>> Start Information shown

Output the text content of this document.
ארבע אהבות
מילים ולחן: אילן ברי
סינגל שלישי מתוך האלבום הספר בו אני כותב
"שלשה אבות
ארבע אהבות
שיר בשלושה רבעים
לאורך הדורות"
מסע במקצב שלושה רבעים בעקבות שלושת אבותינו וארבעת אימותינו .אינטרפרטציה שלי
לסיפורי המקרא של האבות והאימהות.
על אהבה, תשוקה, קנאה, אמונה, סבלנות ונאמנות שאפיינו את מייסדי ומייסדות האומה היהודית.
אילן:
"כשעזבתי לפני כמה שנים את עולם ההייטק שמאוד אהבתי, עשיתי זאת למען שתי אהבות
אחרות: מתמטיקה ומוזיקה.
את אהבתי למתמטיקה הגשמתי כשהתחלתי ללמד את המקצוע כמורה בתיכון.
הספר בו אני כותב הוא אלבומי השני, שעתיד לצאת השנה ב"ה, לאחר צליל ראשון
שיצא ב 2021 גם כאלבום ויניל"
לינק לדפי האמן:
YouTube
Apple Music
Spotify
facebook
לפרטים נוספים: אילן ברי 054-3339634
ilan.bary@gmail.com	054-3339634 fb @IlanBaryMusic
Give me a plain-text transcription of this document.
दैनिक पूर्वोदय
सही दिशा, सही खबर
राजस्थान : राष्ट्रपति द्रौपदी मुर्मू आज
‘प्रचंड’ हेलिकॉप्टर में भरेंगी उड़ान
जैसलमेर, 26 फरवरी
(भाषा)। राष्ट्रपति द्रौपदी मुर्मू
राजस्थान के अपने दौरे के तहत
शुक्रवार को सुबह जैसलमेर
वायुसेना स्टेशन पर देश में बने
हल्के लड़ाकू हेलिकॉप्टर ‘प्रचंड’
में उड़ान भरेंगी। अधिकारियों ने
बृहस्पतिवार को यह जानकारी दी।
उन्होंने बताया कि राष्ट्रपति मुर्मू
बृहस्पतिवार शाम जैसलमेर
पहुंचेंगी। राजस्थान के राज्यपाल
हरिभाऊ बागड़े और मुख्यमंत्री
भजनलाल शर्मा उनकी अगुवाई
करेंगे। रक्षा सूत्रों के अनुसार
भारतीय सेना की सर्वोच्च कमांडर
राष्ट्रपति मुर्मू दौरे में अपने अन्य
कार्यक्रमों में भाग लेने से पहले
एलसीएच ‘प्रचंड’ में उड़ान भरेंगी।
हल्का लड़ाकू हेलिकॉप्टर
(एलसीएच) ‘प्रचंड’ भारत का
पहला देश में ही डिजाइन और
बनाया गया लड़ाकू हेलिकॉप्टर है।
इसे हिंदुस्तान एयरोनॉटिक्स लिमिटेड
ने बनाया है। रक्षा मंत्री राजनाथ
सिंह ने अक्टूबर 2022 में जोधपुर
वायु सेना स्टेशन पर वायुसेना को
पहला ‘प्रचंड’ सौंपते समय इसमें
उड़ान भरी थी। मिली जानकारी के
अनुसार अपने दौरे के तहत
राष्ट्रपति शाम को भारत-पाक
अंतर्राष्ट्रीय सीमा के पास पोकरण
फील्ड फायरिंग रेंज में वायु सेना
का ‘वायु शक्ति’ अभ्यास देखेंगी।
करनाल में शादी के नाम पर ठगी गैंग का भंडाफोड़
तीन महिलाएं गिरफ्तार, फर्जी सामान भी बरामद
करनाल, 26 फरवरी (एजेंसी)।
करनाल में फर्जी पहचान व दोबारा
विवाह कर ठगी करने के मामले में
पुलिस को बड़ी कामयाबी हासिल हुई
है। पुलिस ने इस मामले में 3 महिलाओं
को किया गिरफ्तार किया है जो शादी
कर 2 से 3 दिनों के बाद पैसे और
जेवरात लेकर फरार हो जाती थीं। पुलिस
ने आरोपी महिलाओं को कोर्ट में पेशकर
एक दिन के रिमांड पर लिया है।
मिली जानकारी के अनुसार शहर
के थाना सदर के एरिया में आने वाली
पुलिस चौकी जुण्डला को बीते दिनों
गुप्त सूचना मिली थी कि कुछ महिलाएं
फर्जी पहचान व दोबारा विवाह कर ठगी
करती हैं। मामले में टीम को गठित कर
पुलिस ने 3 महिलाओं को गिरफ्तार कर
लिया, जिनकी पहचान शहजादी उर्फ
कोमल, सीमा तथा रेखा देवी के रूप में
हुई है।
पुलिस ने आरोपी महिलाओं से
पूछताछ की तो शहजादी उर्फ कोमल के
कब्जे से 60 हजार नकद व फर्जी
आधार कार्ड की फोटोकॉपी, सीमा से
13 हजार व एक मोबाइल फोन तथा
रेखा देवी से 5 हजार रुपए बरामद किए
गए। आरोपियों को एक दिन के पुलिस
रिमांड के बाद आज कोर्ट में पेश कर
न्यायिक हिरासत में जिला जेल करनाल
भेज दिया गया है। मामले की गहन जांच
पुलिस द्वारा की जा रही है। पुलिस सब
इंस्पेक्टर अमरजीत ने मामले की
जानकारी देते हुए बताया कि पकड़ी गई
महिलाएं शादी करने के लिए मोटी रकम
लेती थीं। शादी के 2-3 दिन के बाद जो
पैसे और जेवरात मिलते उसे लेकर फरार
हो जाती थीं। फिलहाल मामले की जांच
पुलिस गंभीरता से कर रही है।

>> End Information shown

Description of the task = Reproduce the whole listing word for word.

Solved problem =
Output the text content of this document.
ארבע אהבות
מילים ולחן: אילן ברי
סינגל שלישי מתוך האלבום הספר בו אני כותב
"שלשה אבות
ארבע אהבות
שיר בשלושה רבעים
לאורך הדורות"
מסע במקצב שלושה רבעים בעקבות שלושת אבותינו וארבעת אימותינו .אינטרפרטציה שלי
לסיפורי המקרא של האבות והאימהות.
על אהבה, תשוקה, קנאה, אמונה, סבלנות ונאמנות שאפיינו את מייסדי ומייסדות האומה היהודית.
אילן:
"כשעזבתי לפני כמה שנים את עולם ההייטק שמאוד אהבתי, עשיתי זאת למען שתי אהבות
אחרות: מתמטיקה ומוזיקה.
את אהבתי למתמטיקה הגשמתי כשהתחלתי ללמד את המקצוע כמורה בתיכון.
הספר בו אני כותב הוא אלבומי השני, שעתיד לצאת השנה ב"ה, לאחר צליל ראשון
שיצא ב 2021 גם כאלבום ויניל"
לינק לדפי האמן:
YouTube
Apple Music
Spotify
facebook
לפרטים נוספים: אילן ברי 054-3339634
ilan.bary@gmail.com	054-3339634 fb @IlanBaryMusic
Give me a plain-text transcription of this document.
दैनिक पूर्वोदय
सही दिशा, सही खबर
राजस्थान : राष्ट्रपति द्रौपदी मुर्मू आज
‘प्रचंड’ हेलिकॉप्टर में भरेंगी उड़ान
जैसलमेर, 26 फरवरी
(भाषा)। राष्ट्रपति द्रौपदी मुर्मू
राजस्थान के अपने दौरे के तहत
शुक्रवार को सुबह जैसलमेर
वायुसेना स्टेशन पर देश में बने
हल्के लड़ाकू हेलिकॉप्टर ‘प्रचंड’
में उड़ान भरेंगी। अधिकारियों ने
बृहस्पतिवार को यह जानकारी दी।
उन्होंने बताया कि राष्ट्रपति मुर्मू
बृहस्पतिवार शाम जैसलमेर
पहुंचेंगी। राजस्थान के राज्यपाल
हरिभाऊ बागड़े और मुख्यमंत्री
भजनलाल शर्मा उनकी अगुवाई
करेंगे। रक्षा सूत्रों के अनुसार
भारतीय सेना की सर्वोच्च कमांडर
राष्ट्रपति मुर्मू दौरे में अपने अन्य
कार्यक्रमों में भाग लेने से पहले
एलसीएच ‘प्रचंड’ में उड़ान भरेंगी।
हल्का लड़ाकू हेलिकॉप्टर
(एलसीएच) ‘प्रचंड’ भारत का
पहला देश में ही डिजाइन और
बनाया गया लड़ाकू हेलिकॉप्टर है।
इसे हिंदुस्तान एयरोनॉटिक्स लिमिटेड
ने बनाया है। रक्षा मंत्री राजनाथ
सिंह ने अक्टूबर 2022 में जोधपुर
वायु सेना स्टेशन पर वायुसेना को
पहला ‘प्रचंड’ सौंपते समय इसमें
उड़ान भरी थी। मिली जानकारी के
अनुसार अपने दौरे के तहत
राष्ट्रपति शाम को भारत-पाक
अंतर्राष्ट्रीय सीमा के पास पोकरण
फील्ड फायरिंग रेंज में वायु सेना
का ‘वायु शक्ति’ अभ्यास देखेंगी।
करनाल में शादी के नाम पर ठगी गैंग का भंडाफोड़
तीन महिलाएं गिरफ्तार, फर्जी सामान भी बरामद
करनाल, 26 फरवरी (एजेंसी)।
करनाल में फर्जी पहचान व दोबारा
विवाह कर ठगी करने के मामले में
पुलिस को बड़ी कामयाबी हासिल हुई
है। पुलिस ने इस मामले में 3 महिलाओं
को किया गिरफ्तार किया है जो शादी
कर 2 से 3 दिनों के बाद पैसे और
जेवरात लेकर फरार हो जाती थीं। पुलिस
ने आरोपी महिलाओं को कोर्ट में पेशकर
एक दिन के रिमांड पर लिया है।
मिली जानकारी के अनुसार शहर
के थाना सदर के एरिया में आने वाली
पुलिस चौकी जुण्डला को बीते दिनों
गुप्त सूचना मिली थी कि कुछ महिलाएं
फर्जी पहचान व दोबारा विवाह कर ठगी
करती हैं। मामले में टीम को गठित कर
पुलिस ने 3 महिलाओं को गिरफ्तार कर
लिया, जिनकी पहचान शहजादी उर्फ
कोमल, सीमा तथा रेखा देवी के रूप में
हुई है।
पुलिस ने आरोपी महिलाओं से
पूछताछ की तो शहजादी उर्फ कोमल के
कब्जे से 60 हजार नकद व फर्जी
आधार कार्ड की फोटोकॉपी, सीमा से
13 हजार व एक मोबाइल फोन तथा
रेखा देवी से 5 हजार रुपए बरामद किए
गए। आरोपियों को एक दिन के पुलिस
रिमांड के बाद आज कोर्ट में पेश कर
न्यायिक हिरासत में जिला जेल करनाल
भेज दिया गया है। मामले की गहन जांच
पुलिस द्वारा की जा रही है। पुलिस सब
इंस्पेक्टर अमरजीत ने मामले की
जानकारी देते हुए बताया कि पकड़ी गई
महिलाएं शादी करने के लिए मोटी रकम
लेती थीं। शादी के 2-3 दिन के बाद जो
पैसे और जेवरात मिलते उसे लेकर फरार
हो जाती थीं। फिलहाल मामले की जांच
पुलिस गंभीरता से कर रही है।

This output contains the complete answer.